• **WHAT YOU ARE ASKED TO DO**: Without including any pictures, write out all the entries exactly.

• **DATA SECTION**:
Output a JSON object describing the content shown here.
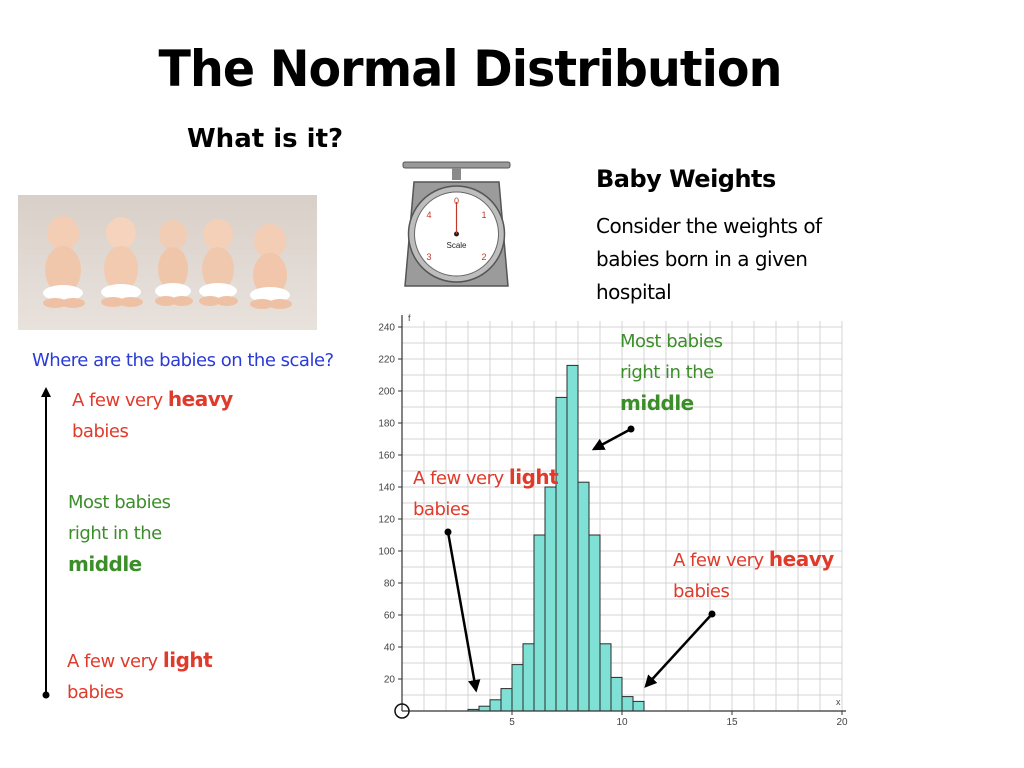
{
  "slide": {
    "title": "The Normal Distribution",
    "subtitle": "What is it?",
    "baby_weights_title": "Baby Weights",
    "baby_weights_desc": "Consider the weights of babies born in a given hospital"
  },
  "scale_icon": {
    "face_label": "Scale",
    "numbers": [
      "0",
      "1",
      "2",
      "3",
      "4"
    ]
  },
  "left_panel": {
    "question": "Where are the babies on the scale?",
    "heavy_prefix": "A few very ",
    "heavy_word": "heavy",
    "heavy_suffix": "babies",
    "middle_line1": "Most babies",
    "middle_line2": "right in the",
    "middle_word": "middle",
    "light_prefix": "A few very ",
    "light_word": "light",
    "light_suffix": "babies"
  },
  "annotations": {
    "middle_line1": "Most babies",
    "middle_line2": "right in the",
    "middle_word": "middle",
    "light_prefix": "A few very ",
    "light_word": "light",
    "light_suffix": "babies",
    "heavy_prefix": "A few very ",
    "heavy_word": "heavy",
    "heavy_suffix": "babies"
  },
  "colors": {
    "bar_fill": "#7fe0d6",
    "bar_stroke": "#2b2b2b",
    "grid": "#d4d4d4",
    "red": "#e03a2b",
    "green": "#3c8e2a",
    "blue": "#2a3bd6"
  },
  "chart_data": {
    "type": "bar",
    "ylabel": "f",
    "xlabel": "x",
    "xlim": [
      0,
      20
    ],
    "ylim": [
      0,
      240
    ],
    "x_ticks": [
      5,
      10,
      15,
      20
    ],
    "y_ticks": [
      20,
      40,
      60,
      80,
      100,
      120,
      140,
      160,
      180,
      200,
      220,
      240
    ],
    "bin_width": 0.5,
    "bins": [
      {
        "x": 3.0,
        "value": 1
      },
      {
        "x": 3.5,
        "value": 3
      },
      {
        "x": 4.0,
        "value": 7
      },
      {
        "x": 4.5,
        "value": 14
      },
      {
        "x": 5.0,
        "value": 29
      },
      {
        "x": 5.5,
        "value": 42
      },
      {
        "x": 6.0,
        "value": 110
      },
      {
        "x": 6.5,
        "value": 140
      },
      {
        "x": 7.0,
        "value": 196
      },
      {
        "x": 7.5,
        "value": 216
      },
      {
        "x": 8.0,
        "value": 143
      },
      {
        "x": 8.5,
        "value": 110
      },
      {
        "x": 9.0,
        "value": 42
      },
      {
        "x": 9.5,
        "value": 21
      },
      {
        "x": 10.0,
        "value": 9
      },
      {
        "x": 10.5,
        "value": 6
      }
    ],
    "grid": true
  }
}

• **RESULT OF THIS EXERCISE**:
Output a JSON object describing the content shown here.
{
  "slide": {
    "title": "The Normal Distribution",
    "subtitle": "What is it?",
    "baby_weights_title": "Baby Weights",
    "baby_weights_desc": "Consider the weights of babies born in a given hospital"
  },
  "scale_icon": {
    "face_label": "Scale",
    "numbers": [
      "0",
      "1",
      "2",
      "3",
      "4"
    ]
  },
  "left_panel": {
    "question": "Where are the babies on the scale?",
    "heavy_prefix": "A few very ",
    "heavy_word": "heavy",
    "heavy_suffix": "babies",
    "middle_line1": "Most babies",
    "middle_line2": "right in the",
    "middle_word": "middle",
    "light_prefix": "A few very ",
    "light_word": "light",
    "light_suffix": "babies"
  },
  "annotations": {
    "middle_line1": "Most babies",
    "middle_line2": "right in the",
    "middle_word": "middle",
    "light_prefix": "A few very ",
    "light_word": "light",
    "light_suffix": "babies",
    "heavy_prefix": "A few very ",
    "heavy_word": "heavy",
    "heavy_suffix": "babies"
  },
  "colors": {
    "bar_fill": "#7fe0d6",
    "bar_stroke": "#2b2b2b",
    "grid": "#d4d4d4",
    "red": "#e03a2b",
    "green": "#3c8e2a",
    "blue": "#2a3bd6"
  },
  "chart_data": {
    "type": "bar",
    "ylabel": "f",
    "xlabel": "x",
    "xlim": [
      0,
      20
    ],
    "ylim": [
      0,
      240
    ],
    "x_ticks": [
      5,
      10,
      15,
      20
    ],
    "y_ticks": [
      20,
      40,
      60,
      80,
      100,
      120,
      140,
      160,
      180,
      200,
      220,
      240
    ],
    "bin_width": 0.5,
    "bins": [
      {
        "x": 3.0,
        "value": 1
      },
      {
        "x": 3.5,
        "value": 3
      },
      {
        "x": 4.0,
        "value": 7
      },
      {
        "x": 4.5,
        "value": 14
      },
      {
        "x": 5.0,
        "value": 29
      },
      {
        "x": 5.5,
        "value": 42
      },
      {
        "x": 6.0,
        "value": 110
      },
      {
        "x": 6.5,
        "value": 140
      },
      {
        "x": 7.0,
        "value": 196
      },
      {
        "x": 7.5,
        "value": 216
      },
      {
        "x": 8.0,
        "value": 143
      },
      {
        "x": 8.5,
        "value": 110
      },
      {
        "x": 9.0,
        "value": 42
      },
      {
        "x": 9.5,
        "value": 21
      },
      {
        "x": 10.0,
        "value": 9
      },
      {
        "x": 10.5,
        "value": 6
      }
    ],
    "grid": true
  }
}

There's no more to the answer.